→ Aim
Images are excluded; otherwise, output every record exactly.

→ Data supplied
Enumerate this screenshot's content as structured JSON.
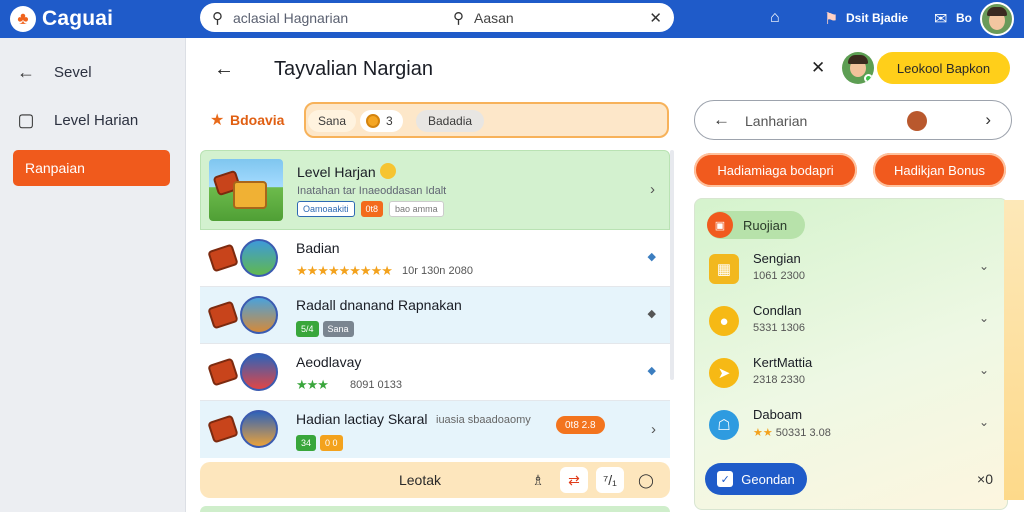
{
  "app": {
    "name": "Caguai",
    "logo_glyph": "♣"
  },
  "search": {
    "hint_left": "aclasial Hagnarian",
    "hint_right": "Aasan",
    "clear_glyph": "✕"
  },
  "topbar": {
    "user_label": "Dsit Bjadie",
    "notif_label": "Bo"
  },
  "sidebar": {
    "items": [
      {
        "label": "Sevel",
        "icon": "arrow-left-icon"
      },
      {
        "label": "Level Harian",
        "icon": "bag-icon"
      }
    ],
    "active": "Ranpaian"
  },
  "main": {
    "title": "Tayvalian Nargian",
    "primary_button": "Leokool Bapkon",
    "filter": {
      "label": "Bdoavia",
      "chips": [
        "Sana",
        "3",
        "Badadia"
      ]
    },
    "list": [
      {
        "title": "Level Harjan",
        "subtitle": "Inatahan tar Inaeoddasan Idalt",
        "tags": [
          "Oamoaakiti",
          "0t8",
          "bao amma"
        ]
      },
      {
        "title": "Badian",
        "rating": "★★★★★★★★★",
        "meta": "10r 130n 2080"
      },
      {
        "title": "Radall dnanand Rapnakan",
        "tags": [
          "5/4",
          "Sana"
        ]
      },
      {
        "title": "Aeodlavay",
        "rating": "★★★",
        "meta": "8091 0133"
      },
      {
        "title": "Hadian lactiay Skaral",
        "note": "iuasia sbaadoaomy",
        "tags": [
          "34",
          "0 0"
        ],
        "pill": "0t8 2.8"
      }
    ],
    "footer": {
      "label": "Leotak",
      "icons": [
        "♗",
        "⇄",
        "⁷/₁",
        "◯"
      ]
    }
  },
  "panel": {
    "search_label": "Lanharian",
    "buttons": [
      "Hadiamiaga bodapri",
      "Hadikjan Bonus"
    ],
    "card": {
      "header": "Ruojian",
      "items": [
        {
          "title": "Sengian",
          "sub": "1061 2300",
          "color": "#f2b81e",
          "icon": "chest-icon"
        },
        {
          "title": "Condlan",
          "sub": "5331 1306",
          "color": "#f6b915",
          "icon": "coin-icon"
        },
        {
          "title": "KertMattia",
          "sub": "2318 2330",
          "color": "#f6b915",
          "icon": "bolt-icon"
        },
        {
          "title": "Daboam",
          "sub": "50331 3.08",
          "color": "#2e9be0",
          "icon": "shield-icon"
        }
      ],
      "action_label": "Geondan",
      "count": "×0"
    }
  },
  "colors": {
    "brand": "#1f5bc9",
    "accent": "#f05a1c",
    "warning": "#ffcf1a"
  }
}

→ Solution to this task
Enumerate this screenshot's content as structured JSON.
{
  "app": {
    "name": "Caguai",
    "logo_glyph": "♣"
  },
  "search": {
    "hint_left": "aclasial Hagnarian",
    "hint_right": "Aasan",
    "clear_glyph": "✕"
  },
  "topbar": {
    "user_label": "Dsit Bjadie",
    "notif_label": "Bo"
  },
  "sidebar": {
    "items": [
      {
        "label": "Sevel",
        "icon": "arrow-left-icon"
      },
      {
        "label": "Level Harian",
        "icon": "bag-icon"
      }
    ],
    "active": "Ranpaian"
  },
  "main": {
    "title": "Tayvalian Nargian",
    "primary_button": "Leokool Bapkon",
    "filter": {
      "label": "Bdoavia",
      "chips": [
        "Sana",
        "3",
        "Badadia"
      ]
    },
    "list": [
      {
        "title": "Level Harjan",
        "subtitle": "Inatahan tar Inaeoddasan Idalt",
        "tags": [
          "Oamoaakiti",
          "0t8",
          "bao amma"
        ]
      },
      {
        "title": "Badian",
        "rating": "★★★★★★★★★",
        "meta": "10r 130n 2080"
      },
      {
        "title": "Radall dnanand Rapnakan",
        "tags": [
          "5/4",
          "Sana"
        ]
      },
      {
        "title": "Aeodlavay",
        "rating": "★★★",
        "meta": "8091 0133"
      },
      {
        "title": "Hadian lactiay Skaral",
        "note": "iuasia sbaadoaomy",
        "tags": [
          "34",
          "0 0"
        ],
        "pill": "0t8 2.8"
      }
    ],
    "footer": {
      "label": "Leotak",
      "icons": [
        "♗",
        "⇄",
        "⁷/₁",
        "◯"
      ]
    }
  },
  "panel": {
    "search_label": "Lanharian",
    "buttons": [
      "Hadiamiaga bodapri",
      "Hadikjan Bonus"
    ],
    "card": {
      "header": "Ruojian",
      "items": [
        {
          "title": "Sengian",
          "sub": "1061 2300",
          "color": "#f2b81e",
          "icon": "chest-icon"
        },
        {
          "title": "Condlan",
          "sub": "5331 1306",
          "color": "#f6b915",
          "icon": "coin-icon"
        },
        {
          "title": "KertMattia",
          "sub": "2318 2330",
          "color": "#f6b915",
          "icon": "bolt-icon"
        },
        {
          "title": "Daboam",
          "sub": "50331 3.08",
          "color": "#2e9be0",
          "icon": "shield-icon"
        }
      ],
      "action_label": "Geondan",
      "count": "×0"
    }
  },
  "colors": {
    "brand": "#1f5bc9",
    "accent": "#f05a1c",
    "warning": "#ffcf1a"
  }
}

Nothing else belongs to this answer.